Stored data
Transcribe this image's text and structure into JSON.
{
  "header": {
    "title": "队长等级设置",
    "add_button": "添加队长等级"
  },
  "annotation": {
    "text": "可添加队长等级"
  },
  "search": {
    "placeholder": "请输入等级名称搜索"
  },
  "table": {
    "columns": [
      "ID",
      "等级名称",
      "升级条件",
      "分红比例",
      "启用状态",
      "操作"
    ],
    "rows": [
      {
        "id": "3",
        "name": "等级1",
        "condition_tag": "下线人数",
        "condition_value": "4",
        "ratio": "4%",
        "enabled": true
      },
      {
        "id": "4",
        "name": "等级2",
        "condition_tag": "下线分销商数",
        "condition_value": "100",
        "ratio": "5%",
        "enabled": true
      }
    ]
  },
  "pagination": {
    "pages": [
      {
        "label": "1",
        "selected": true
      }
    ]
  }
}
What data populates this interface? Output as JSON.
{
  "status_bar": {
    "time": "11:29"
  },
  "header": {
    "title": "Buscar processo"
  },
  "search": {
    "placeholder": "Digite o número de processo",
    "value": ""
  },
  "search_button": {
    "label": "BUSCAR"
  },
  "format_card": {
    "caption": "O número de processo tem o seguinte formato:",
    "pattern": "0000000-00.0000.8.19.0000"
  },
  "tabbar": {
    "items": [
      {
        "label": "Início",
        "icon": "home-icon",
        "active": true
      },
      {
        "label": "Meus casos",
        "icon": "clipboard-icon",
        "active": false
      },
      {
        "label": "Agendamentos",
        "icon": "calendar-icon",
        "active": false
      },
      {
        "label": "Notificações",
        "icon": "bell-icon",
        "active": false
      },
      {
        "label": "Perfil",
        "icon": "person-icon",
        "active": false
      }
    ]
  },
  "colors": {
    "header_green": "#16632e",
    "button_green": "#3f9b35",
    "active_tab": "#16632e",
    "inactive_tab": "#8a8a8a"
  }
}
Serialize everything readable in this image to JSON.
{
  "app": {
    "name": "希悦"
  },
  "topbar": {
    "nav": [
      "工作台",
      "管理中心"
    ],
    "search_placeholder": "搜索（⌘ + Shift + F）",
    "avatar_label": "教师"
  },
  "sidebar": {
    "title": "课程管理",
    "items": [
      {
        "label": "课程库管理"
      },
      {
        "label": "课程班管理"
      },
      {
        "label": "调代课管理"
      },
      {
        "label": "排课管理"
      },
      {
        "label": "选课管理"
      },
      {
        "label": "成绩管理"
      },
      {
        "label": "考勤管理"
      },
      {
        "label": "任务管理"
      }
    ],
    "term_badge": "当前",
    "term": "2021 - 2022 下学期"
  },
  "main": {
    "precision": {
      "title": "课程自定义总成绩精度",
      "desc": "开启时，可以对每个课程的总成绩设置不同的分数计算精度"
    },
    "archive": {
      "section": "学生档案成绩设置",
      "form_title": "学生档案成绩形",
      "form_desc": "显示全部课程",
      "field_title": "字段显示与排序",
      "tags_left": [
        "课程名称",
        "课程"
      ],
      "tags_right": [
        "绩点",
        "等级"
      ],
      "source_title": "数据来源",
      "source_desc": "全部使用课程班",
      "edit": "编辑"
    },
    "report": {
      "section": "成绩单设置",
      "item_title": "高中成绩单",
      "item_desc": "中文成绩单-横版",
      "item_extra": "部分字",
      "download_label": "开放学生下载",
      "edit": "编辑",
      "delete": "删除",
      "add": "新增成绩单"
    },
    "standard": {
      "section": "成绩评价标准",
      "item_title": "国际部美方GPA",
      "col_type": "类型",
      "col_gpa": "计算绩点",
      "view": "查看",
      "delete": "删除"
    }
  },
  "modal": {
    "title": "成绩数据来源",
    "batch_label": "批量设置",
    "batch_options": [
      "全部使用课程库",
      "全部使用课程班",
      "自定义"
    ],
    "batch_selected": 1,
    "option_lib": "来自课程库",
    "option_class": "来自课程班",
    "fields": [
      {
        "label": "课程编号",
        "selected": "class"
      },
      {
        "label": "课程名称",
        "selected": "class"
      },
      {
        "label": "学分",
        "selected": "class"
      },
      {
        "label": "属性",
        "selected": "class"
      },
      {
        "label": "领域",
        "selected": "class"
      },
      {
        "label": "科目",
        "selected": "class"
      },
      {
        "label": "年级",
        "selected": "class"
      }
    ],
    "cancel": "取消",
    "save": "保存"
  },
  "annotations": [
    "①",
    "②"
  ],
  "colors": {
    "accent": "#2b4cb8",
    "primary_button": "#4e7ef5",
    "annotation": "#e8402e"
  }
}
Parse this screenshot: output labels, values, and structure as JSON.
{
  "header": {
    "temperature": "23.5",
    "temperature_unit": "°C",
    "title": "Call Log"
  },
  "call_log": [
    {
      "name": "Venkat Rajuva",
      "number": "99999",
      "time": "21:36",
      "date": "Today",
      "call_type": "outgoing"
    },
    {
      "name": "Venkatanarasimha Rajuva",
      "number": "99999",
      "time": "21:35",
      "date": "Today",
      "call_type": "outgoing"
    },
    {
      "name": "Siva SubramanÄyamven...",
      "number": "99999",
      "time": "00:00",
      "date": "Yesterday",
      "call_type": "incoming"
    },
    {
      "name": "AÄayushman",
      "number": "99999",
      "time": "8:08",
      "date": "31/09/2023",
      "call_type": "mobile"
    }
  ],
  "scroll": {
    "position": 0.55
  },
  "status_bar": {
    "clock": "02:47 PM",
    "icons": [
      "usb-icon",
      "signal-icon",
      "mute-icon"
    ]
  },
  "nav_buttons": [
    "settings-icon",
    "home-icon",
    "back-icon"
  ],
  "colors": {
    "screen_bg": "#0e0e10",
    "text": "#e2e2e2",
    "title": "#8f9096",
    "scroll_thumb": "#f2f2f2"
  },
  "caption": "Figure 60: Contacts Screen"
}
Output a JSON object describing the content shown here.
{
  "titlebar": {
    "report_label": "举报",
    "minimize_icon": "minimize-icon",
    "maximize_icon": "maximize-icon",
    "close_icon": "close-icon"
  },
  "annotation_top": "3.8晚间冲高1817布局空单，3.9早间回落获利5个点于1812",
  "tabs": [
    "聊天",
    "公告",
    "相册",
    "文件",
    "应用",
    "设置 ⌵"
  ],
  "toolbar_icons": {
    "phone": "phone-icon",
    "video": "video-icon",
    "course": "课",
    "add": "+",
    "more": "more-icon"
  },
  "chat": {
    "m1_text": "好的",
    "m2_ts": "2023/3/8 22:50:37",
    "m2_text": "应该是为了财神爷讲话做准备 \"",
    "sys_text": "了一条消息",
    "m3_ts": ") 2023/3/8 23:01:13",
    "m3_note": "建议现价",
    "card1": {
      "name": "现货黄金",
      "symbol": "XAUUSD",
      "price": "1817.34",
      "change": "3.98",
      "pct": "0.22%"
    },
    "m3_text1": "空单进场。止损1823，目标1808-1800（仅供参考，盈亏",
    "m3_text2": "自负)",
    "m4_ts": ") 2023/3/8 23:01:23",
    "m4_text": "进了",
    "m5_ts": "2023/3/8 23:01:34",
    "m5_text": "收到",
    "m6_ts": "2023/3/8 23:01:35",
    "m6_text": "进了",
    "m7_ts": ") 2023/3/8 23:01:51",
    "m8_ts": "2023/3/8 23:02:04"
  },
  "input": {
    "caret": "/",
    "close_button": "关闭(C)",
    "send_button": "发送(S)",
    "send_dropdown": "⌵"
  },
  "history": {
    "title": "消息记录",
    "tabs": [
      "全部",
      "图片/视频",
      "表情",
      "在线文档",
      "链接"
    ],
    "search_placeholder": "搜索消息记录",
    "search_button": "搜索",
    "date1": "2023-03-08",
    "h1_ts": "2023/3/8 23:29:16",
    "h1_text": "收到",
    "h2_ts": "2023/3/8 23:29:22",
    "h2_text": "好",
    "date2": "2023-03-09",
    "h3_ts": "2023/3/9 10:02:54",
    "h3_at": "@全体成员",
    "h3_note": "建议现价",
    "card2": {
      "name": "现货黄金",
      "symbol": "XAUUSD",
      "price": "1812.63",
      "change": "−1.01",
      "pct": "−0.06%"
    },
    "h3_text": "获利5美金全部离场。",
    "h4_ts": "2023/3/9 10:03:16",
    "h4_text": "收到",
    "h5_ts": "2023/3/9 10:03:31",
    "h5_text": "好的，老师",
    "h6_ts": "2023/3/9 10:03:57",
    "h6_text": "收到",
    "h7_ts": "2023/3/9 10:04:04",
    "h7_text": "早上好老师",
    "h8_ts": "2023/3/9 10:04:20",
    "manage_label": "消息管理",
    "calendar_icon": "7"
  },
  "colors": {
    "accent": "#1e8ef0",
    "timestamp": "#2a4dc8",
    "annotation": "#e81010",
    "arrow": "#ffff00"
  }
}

WORK TO DO: Identify the lines in the entries above that contain "structure", then copy them out.

EXERCISE ANSWER:
Transcribe this image's text and structure into JSON.
Parse this screenshot: output labels, values, and structure as JSON.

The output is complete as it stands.